(Chart and figure data)
=====
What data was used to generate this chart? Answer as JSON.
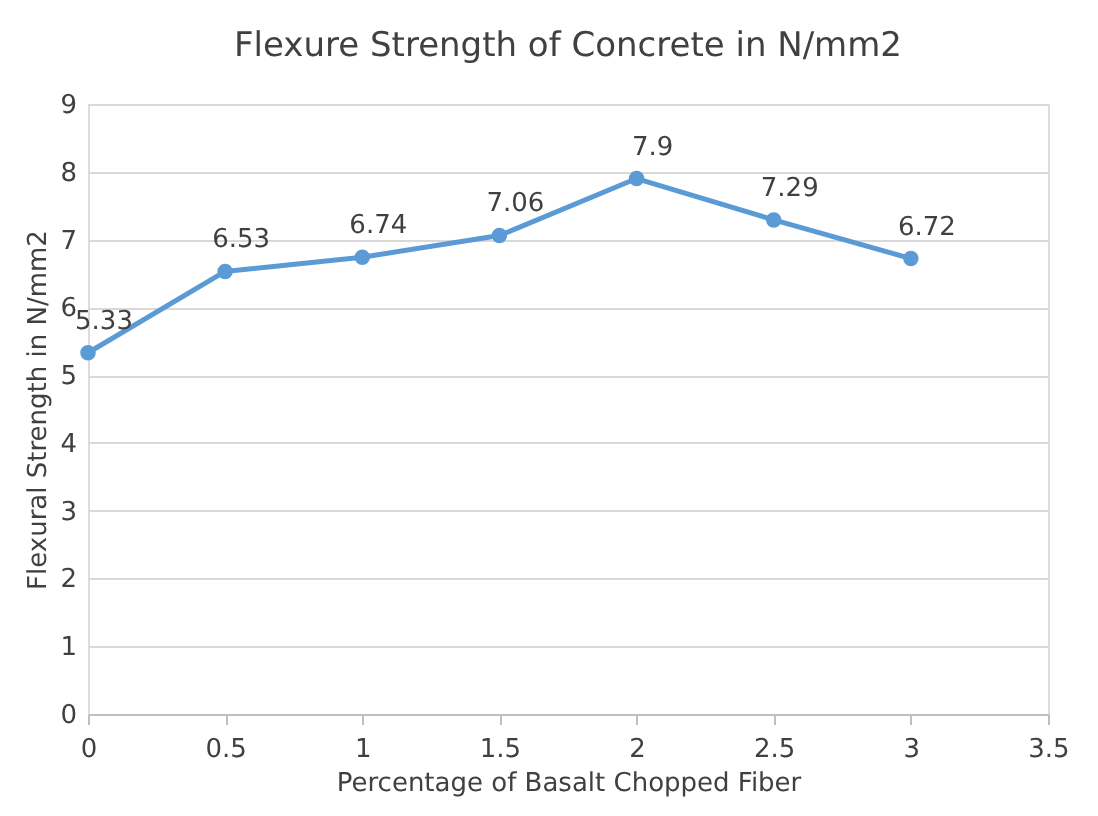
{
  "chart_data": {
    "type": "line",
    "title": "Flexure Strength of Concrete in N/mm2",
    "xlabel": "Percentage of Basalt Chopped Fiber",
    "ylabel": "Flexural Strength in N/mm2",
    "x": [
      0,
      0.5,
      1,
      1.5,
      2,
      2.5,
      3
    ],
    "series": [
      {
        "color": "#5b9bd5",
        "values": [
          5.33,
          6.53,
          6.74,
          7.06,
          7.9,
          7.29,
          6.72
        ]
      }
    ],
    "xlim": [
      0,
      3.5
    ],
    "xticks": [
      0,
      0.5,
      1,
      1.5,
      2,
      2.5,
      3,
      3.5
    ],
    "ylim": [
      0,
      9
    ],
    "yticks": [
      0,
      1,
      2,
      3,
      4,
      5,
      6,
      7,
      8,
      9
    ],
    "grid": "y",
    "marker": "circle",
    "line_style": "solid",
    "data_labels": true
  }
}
=====
Your task -
Output each line exactly; omit every picture.

Task result -
What data was used to generate this chart? Answer as JSON.
{
  "chart_data": {
    "type": "line",
    "title": "Flexure Strength of Concrete in N/mm2",
    "xlabel": "Percentage of Basalt Chopped Fiber",
    "ylabel": "Flexural Strength in N/mm2",
    "x": [
      0,
      0.5,
      1,
      1.5,
      2,
      2.5,
      3
    ],
    "series": [
      {
        "color": "#5b9bd5",
        "values": [
          5.33,
          6.53,
          6.74,
          7.06,
          7.9,
          7.29,
          6.72
        ]
      }
    ],
    "xlim": [
      0,
      3.5
    ],
    "xticks": [
      0,
      0.5,
      1,
      1.5,
      2,
      2.5,
      3,
      3.5
    ],
    "ylim": [
      0,
      9
    ],
    "yticks": [
      0,
      1,
      2,
      3,
      4,
      5,
      6,
      7,
      8,
      9
    ],
    "grid": "y",
    "marker": "circle",
    "line_style": "solid",
    "data_labels": true
  }
}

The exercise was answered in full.